### EXCERPTED DATA
>> begin

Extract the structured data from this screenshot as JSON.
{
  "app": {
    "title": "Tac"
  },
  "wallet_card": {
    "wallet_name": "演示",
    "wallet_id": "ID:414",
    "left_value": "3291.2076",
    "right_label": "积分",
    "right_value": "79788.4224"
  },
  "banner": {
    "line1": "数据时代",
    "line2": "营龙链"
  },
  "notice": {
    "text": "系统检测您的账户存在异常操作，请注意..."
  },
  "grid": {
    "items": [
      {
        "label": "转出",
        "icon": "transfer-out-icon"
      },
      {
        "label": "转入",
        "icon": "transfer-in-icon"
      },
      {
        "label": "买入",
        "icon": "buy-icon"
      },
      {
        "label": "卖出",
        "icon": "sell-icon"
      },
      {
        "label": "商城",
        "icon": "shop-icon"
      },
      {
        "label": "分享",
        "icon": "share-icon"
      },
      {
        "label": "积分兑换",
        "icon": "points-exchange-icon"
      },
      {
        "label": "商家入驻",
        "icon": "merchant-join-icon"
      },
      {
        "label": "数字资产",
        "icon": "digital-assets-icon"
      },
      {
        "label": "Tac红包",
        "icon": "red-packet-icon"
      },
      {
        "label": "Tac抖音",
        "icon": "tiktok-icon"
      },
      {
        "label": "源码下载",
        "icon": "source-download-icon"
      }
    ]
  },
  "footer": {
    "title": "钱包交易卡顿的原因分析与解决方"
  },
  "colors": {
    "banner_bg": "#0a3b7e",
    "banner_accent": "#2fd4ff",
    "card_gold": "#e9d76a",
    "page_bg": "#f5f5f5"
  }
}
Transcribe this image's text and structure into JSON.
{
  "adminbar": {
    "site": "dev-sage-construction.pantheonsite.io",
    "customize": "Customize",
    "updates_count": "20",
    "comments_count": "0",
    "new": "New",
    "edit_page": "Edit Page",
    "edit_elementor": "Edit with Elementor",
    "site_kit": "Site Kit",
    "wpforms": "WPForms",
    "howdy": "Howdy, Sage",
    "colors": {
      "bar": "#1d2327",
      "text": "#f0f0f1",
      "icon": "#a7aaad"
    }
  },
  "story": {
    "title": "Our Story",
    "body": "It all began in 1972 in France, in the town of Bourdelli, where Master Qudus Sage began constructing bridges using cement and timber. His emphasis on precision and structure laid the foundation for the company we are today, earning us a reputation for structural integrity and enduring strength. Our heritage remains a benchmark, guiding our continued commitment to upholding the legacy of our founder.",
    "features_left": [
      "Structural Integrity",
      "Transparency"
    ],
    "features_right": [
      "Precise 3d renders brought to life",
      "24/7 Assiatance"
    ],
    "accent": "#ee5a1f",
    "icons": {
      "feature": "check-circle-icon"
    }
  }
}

>> end

### EXERCISE
Would you copy out each line exactly as written?

### SOLVED PROBLEM
Extract the structured data from this screenshot as JSON.
{
  "app": {
    "title": "Tac"
  },
  "wallet_card": {
    "wallet_name": "演示",
    "wallet_id": "ID:414",
    "left_value": "3291.2076",
    "right_label": "积分",
    "right_value": "79788.4224"
  },
  "banner": {
    "line1": "数据时代",
    "line2": "营龙链"
  },
  "notice": {
    "text": "系统检测您的账户存在异常操作，请注意..."
  },
  "grid": {
    "items": [
      {
        "label": "转出",
        "icon": "transfer-out-icon"
      },
      {
        "label": "转入",
        "icon": "transfer-in-icon"
      },
      {
        "label": "买入",
        "icon": "buy-icon"
      },
      {
        "label": "卖出",
        "icon": "sell-icon"
      },
      {
        "label": "商城",
        "icon": "shop-icon"
      },
      {
        "label": "分享",
        "icon": "share-icon"
      },
      {
        "label": "积分兑换",
        "icon": "points-exchange-icon"
      },
      {
        "label": "商家入驻",
        "icon": "merchant-join-icon"
      },
      {
        "label": "数字资产",
        "icon": "digital-assets-icon"
      },
      {
        "label": "Tac红包",
        "icon": "red-packet-icon"
      },
      {
        "label": "Tac抖音",
        "icon": "tiktok-icon"
      },
      {
        "label": "源码下载",
        "icon": "source-download-icon"
      }
    ]
  },
  "footer": {
    "title": "钱包交易卡顿的原因分析与解决方"
  },
  "colors": {
    "banner_bg": "#0a3b7e",
    "banner_accent": "#2fd4ff",
    "card_gold": "#e9d76a",
    "page_bg": "#f5f5f5"
  }
}
Transcribe this image's text and structure into JSON.
{
  "adminbar": {
    "site": "dev-sage-construction.pantheonsite.io",
    "customize": "Customize",
    "updates_count": "20",
    "comments_count": "0",
    "new": "New",
    "edit_page": "Edit Page",
    "edit_elementor": "Edit with Elementor",
    "site_kit": "Site Kit",
    "wpforms": "WPForms",
    "howdy": "Howdy, Sage",
    "colors": {
      "bar": "#1d2327",
      "text": "#f0f0f1",
      "icon": "#a7aaad"
    }
  },
  "story": {
    "title": "Our Story",
    "body": "It all began in 1972 in France, in the town of Bourdelli, where Master Qudus Sage began constructing bridges using cement and timber. His emphasis on precision and structure laid the foundation for the company we are today, earning us a reputation for structural integrity and enduring strength. Our heritage remains a benchmark, guiding our continued commitment to upholding the legacy of our founder.",
    "features_left": [
      "Structural Integrity",
      "Transparency"
    ],
    "features_right": [
      "Precise 3d renders brought to life",
      "24/7 Assiatance"
    ],
    "accent": "#ee5a1f",
    "icons": {
      "feature": "check-circle-icon"
    }
  }
}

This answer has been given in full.